-- Start PROVIDED RECORDS --

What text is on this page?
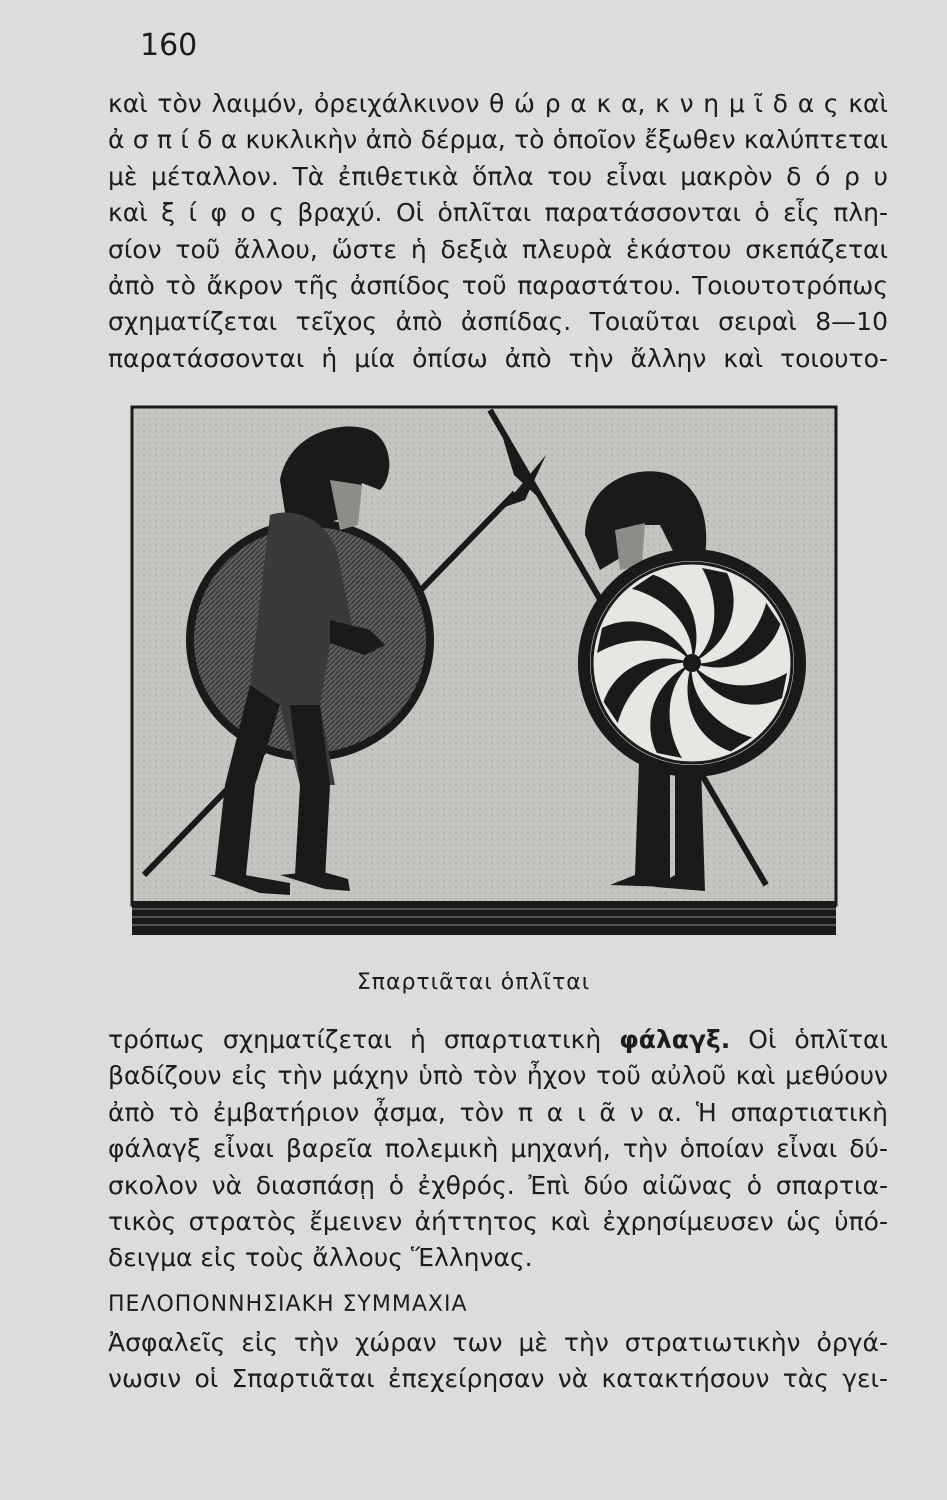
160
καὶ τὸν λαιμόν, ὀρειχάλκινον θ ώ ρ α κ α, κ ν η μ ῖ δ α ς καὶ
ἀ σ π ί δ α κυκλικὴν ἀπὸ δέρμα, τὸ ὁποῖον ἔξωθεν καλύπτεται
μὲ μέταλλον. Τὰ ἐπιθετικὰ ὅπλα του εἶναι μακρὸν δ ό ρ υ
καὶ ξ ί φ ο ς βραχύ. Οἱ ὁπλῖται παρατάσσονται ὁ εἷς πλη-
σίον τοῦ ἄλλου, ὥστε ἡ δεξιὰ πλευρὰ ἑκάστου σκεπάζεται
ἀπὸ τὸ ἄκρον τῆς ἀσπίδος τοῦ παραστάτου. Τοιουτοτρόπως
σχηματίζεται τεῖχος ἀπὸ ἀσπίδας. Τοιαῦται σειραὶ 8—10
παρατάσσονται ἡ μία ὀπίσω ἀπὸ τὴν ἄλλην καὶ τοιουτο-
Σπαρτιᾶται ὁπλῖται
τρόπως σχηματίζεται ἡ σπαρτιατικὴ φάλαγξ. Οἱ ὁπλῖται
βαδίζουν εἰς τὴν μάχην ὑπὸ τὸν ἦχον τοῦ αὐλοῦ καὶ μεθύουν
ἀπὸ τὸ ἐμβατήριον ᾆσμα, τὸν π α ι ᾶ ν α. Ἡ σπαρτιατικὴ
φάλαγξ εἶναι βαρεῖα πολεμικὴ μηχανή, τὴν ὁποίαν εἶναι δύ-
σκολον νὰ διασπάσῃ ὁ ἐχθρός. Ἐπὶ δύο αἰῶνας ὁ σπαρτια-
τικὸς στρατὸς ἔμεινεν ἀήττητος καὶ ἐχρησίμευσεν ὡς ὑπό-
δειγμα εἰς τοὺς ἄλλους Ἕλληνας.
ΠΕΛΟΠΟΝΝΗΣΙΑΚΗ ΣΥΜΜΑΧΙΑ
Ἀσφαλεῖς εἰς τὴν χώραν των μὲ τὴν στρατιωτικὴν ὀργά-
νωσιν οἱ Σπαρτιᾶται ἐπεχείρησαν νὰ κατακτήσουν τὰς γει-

-- End PROVIDED RECORDS --
-- Start PROVIDED RECORDS --

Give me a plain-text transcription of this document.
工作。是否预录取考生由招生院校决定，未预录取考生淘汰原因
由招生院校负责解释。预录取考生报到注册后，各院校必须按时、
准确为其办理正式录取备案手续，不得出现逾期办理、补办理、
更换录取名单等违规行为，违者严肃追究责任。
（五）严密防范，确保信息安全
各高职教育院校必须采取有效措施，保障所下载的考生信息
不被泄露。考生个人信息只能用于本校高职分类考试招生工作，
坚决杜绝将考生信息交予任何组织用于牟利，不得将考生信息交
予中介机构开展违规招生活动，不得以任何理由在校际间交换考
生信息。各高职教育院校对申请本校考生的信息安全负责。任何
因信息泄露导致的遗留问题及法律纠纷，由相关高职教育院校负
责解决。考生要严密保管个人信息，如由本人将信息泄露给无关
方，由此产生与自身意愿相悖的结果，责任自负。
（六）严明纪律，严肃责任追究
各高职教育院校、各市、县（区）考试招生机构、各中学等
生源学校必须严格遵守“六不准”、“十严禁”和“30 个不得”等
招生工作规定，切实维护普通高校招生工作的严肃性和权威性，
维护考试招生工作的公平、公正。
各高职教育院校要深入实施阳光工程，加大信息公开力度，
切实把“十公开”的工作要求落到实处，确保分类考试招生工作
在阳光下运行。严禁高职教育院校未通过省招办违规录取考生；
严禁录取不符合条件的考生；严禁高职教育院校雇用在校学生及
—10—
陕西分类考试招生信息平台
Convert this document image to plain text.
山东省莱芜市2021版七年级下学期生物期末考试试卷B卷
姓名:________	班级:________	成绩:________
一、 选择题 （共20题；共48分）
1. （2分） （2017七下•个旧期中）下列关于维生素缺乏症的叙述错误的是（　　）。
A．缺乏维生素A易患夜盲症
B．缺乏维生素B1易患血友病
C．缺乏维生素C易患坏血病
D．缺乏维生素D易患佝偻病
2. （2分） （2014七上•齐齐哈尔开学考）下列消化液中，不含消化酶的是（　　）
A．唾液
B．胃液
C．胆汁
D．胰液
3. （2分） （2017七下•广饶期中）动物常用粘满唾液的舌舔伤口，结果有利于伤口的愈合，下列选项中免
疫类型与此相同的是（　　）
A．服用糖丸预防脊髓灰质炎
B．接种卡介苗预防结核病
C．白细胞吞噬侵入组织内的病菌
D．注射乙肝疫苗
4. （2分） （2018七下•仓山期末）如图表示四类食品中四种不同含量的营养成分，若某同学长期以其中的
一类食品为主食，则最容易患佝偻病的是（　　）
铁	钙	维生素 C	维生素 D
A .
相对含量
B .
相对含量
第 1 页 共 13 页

-- End PROVIDED RECORDS --

• [TASK STATEMENT] Output nothing but the number of lines in the data containing the string "Σπαρτιᾶται".

• [ANSWER TO THE PROBLEM] 2